Description of the task: Images are excluded; otherwise, output every record exactly.

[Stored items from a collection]
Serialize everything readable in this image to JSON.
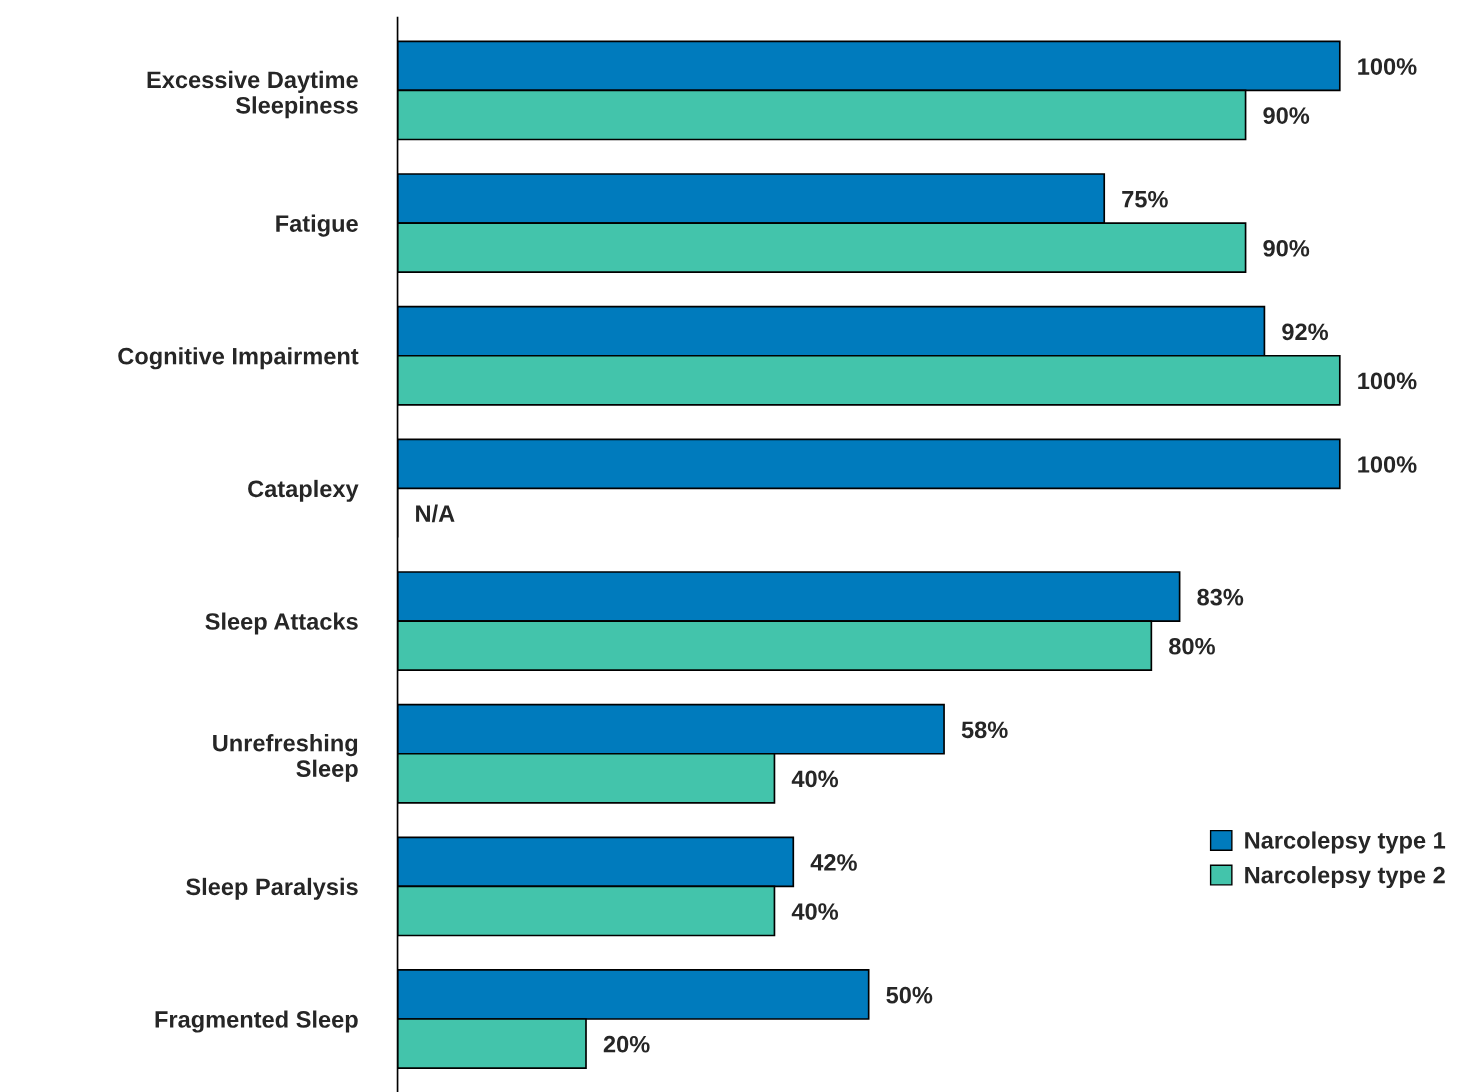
{
  "chart_data": {
    "type": "bar",
    "orientation": "horizontal",
    "legend": "bottom right",
    "categories": [
      "Excessive Daytime\nSleepiness",
      "Fatigue",
      "Cognitive Impairment",
      "Cataplexy",
      "Sleep Attacks",
      "Unrefreshing\nSleep",
      "Sleep Paralysis",
      "Fragmented Sleep"
    ],
    "series": [
      {
        "name": "Narcolepsy type 1",
        "color": "#007bbd",
        "values": [
          100,
          75,
          92,
          100,
          83,
          58,
          42,
          50
        ],
        "value_labels": [
          "100%",
          "75%",
          "92%",
          "100%",
          "83%",
          "58%",
          "42%",
          "50%"
        ]
      },
      {
        "name": "Narcolepsy type 2",
        "color": "#43c4ab",
        "values": [
          90,
          90,
          100,
          null,
          80,
          40,
          40,
          20
        ],
        "value_labels": [
          "90%",
          "90%",
          "100%",
          "N/A",
          "80%",
          "40%",
          "40%",
          "20%"
        ]
      }
    ]
  }
}
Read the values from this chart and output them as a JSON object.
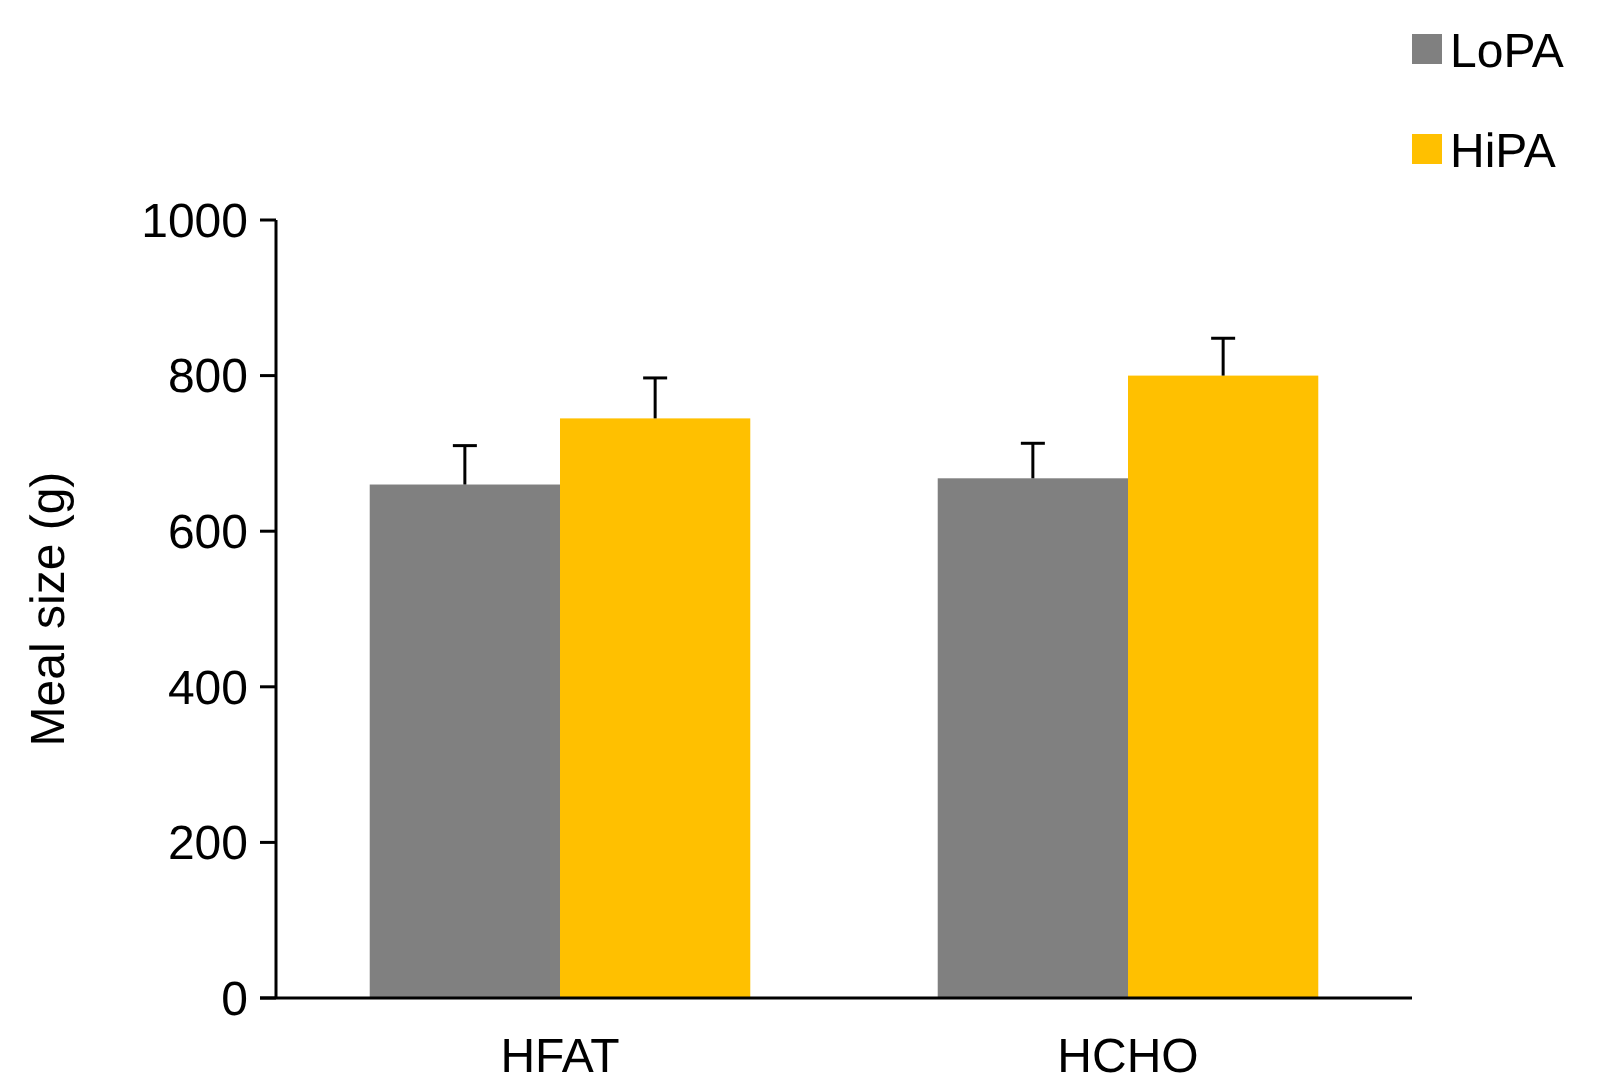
{
  "chart_data": {
    "type": "bar",
    "ylabel": "Meal size (g)",
    "categories": [
      "HFAT",
      "HCHO"
    ],
    "series": [
      {
        "name": "LoPA",
        "color": "#808080",
        "values": [
          660,
          668
        ],
        "errors": [
          50,
          45
        ]
      },
      {
        "name": "HiPA",
        "color": "#ffc000",
        "values": [
          745,
          800
        ],
        "errors": [
          52,
          48
        ]
      }
    ],
    "ylim": [
      0,
      1000
    ],
    "yticks": [
      0,
      200,
      400,
      600,
      800,
      1000
    ],
    "grid": false,
    "legend": "top right"
  }
}
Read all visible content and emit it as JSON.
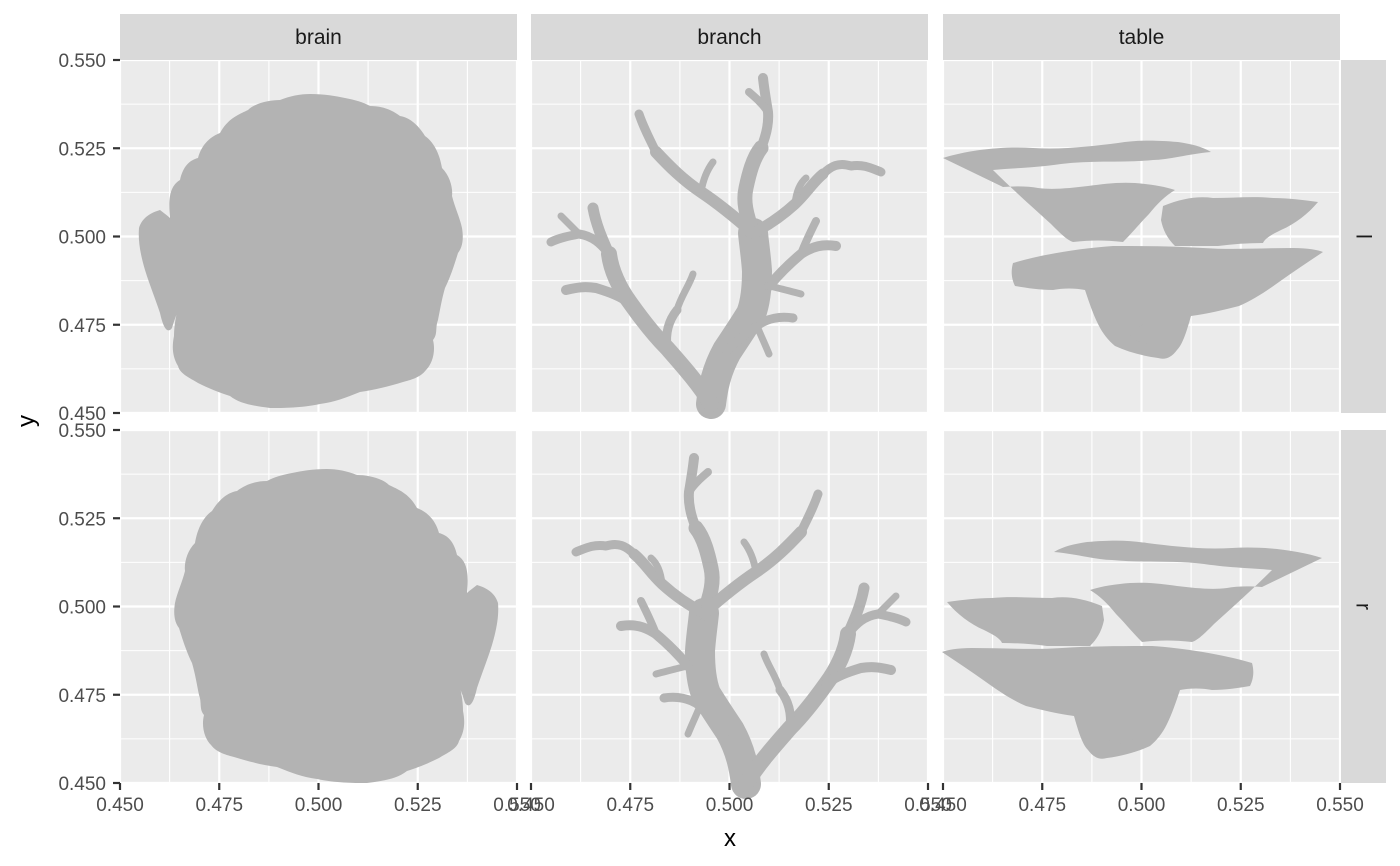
{
  "chart_data": {
    "type": "facet",
    "xlabel": "x",
    "ylabel": "y",
    "xlim": [
      0.45,
      0.55
    ],
    "ylim": [
      0.45,
      0.55
    ],
    "x_ticks": [
      "0.450",
      "0.475",
      "0.500",
      "0.525",
      "0.550"
    ],
    "y_ticks": [
      "0.450",
      "0.475",
      "0.500",
      "0.525",
      "0.550"
    ],
    "columns": [
      "brain",
      "branch",
      "table"
    ],
    "rows": [
      "l",
      "r"
    ],
    "grid": true,
    "fill_color": "#b3b3b3",
    "panel_background": "#ebebeb",
    "strip_background": "#d9d9d9"
  }
}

Response for this exercise:
Serialize everything readable in this image to JSON.
{
  "chart_data": {
    "type": "bar",
    "orientation": "horizontal",
    "legend": "bottom right",
    "categories": [
      "Excessive Daytime\nSleepiness",
      "Fatigue",
      "Cognitive Impairment",
      "Cataplexy",
      "Sleep Attacks",
      "Unrefreshing\nSleep",
      "Sleep Paralysis",
      "Fragmented Sleep"
    ],
    "series": [
      {
        "name": "Narcolepsy type 1",
        "color": "#007bbd",
        "values": [
          100,
          75,
          92,
          100,
          83,
          58,
          42,
          50
        ],
        "value_labels": [
          "100%",
          "75%",
          "92%",
          "100%",
          "83%",
          "58%",
          "42%",
          "50%"
        ]
      },
      {
        "name": "Narcolepsy type 2",
        "color": "#43c4ab",
        "values": [
          90,
          90,
          100,
          null,
          80,
          40,
          40,
          20
        ],
        "value_labels": [
          "90%",
          "90%",
          "100%",
          "N/A",
          "80%",
          "40%",
          "40%",
          "20%"
        ]
      }
    ]
  }
}
Read the values from this chart and output them as a JSON object.
{
  "chart_data": {
    "type": "bar",
    "ylabel": "Meal size (g)",
    "categories": [
      "HFAT",
      "HCHO"
    ],
    "series": [
      {
        "name": "LoPA",
        "color": "#808080",
        "values": [
          660,
          668
        ],
        "errors": [
          50,
          45
        ]
      },
      {
        "name": "HiPA",
        "color": "#ffc000",
        "values": [
          745,
          800
        ],
        "errors": [
          52,
          48
        ]
      }
    ],
    "ylim": [
      0,
      1000
    ],
    "yticks": [
      0,
      200,
      400,
      600,
      800,
      1000
    ],
    "grid": false,
    "legend": "top right"
  }
}
Read all visible content and emit it as JSON.
{
  "chart_data": {
    "type": "facet",
    "xlabel": "x",
    "ylabel": "y",
    "xlim": [
      0.45,
      0.55
    ],
    "ylim": [
      0.45,
      0.55
    ],
    "x_ticks": [
      "0.450",
      "0.475",
      "0.500",
      "0.525",
      "0.550"
    ],
    "y_ticks": [
      "0.450",
      "0.475",
      "0.500",
      "0.525",
      "0.550"
    ],
    "columns": [
      "brain",
      "branch",
      "table"
    ],
    "rows": [
      "l",
      "r"
    ],
    "grid": true,
    "fill_color": "#b3b3b3",
    "panel_background": "#ebebeb",
    "strip_background": "#d9d9d9"
  }
}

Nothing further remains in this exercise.